> SUPPLIED DATA

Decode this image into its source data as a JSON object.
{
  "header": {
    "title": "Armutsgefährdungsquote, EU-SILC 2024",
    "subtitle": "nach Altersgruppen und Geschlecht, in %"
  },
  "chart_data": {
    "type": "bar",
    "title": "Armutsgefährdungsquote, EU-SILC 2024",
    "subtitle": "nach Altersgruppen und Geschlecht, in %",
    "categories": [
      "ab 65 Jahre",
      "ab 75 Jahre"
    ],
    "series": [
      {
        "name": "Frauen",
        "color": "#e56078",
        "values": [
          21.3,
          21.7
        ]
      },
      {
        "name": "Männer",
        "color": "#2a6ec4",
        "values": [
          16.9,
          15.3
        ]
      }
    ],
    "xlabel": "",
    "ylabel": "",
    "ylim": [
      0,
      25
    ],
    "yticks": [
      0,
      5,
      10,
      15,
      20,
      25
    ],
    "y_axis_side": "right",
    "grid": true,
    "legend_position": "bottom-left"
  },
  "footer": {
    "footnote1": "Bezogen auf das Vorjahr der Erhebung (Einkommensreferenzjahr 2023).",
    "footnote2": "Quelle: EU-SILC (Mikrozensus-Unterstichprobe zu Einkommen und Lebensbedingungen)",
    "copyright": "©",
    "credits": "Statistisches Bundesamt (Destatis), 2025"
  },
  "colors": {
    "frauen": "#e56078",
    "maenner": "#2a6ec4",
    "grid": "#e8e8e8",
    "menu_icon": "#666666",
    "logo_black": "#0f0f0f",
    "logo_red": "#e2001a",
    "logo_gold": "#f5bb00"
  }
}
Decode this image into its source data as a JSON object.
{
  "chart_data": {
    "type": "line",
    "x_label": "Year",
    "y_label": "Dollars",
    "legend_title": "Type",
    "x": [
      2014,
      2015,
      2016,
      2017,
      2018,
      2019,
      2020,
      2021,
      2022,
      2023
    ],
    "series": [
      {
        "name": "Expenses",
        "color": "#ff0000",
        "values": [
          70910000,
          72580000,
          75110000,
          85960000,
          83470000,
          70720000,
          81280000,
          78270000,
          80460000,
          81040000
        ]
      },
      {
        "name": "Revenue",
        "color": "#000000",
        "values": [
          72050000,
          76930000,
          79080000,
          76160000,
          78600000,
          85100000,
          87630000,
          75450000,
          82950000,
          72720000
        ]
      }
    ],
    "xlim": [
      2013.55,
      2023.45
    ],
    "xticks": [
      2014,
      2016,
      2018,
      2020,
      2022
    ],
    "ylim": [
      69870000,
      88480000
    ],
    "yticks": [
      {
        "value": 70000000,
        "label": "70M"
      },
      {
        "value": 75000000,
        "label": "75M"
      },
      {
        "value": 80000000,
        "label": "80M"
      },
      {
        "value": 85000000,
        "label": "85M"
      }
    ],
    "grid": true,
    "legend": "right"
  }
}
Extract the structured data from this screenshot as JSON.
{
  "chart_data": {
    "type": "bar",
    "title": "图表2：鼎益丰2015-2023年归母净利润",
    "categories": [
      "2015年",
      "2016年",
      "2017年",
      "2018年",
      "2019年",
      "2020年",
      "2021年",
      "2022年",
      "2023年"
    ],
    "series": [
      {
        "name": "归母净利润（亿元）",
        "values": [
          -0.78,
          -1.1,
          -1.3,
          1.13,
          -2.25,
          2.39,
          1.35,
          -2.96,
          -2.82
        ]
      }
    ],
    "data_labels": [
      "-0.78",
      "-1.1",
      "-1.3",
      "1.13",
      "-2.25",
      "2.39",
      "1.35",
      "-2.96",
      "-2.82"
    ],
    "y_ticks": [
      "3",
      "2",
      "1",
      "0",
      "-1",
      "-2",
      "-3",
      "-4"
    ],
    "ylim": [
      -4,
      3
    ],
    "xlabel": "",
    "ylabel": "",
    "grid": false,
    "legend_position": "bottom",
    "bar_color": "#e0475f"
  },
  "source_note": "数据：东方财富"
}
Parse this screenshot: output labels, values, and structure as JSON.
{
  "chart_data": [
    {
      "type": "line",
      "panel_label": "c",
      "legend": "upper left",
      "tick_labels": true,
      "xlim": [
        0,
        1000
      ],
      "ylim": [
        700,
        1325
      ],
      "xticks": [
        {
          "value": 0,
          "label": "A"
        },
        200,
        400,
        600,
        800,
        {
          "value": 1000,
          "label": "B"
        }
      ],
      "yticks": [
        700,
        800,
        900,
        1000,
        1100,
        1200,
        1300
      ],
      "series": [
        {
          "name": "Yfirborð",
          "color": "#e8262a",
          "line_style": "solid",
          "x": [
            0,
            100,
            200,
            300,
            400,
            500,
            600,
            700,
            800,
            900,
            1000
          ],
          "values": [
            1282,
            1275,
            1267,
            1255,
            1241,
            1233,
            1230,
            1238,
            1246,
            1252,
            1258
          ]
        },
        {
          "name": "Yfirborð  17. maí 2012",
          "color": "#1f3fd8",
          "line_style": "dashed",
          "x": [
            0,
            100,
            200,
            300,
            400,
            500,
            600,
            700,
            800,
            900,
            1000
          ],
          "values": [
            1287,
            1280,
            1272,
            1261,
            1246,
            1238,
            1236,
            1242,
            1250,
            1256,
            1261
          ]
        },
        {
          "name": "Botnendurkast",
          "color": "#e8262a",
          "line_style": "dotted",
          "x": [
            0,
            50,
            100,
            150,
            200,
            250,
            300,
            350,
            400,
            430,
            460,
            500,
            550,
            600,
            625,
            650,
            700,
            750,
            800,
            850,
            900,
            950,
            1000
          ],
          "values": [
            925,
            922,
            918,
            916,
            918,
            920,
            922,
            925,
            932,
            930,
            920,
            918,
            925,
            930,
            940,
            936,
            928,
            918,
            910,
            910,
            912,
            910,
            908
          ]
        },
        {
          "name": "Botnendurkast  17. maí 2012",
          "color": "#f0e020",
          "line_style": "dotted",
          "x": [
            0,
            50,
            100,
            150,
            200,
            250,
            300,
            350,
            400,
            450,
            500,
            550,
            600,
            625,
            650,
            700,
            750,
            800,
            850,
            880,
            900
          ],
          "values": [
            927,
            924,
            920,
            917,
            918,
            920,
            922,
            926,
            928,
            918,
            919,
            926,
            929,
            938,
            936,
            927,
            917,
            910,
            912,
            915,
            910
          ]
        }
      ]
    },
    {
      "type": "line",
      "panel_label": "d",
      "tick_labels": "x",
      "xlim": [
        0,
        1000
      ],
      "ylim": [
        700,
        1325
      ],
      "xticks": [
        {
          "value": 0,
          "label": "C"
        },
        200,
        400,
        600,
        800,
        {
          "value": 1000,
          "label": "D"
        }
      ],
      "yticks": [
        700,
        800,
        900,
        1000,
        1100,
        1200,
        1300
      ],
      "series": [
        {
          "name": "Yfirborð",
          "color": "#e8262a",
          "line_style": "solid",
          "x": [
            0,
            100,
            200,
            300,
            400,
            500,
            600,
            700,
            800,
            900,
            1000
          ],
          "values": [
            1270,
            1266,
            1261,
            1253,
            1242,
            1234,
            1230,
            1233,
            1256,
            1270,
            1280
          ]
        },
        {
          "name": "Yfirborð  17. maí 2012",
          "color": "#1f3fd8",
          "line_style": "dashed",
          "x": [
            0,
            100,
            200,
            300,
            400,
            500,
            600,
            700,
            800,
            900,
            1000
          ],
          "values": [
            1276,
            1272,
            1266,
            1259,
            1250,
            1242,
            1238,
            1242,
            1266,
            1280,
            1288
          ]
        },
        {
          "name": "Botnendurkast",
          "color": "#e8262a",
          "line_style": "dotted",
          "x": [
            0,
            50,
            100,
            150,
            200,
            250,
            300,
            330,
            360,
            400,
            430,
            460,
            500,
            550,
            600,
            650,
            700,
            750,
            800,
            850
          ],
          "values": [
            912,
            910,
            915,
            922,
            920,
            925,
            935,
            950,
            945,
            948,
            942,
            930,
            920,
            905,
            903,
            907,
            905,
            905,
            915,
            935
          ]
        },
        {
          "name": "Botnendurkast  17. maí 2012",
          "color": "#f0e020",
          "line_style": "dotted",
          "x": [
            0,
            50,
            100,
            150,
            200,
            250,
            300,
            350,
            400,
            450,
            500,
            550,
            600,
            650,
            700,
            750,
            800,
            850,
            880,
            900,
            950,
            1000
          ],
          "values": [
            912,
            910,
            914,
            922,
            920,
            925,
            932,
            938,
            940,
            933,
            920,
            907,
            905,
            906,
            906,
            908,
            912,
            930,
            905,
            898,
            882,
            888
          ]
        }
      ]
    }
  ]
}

> EXERCISE DIRECTIONS
Provide only the number of lines in the records containing the string "this".

> SOLUTION TO THE PROBLEM
4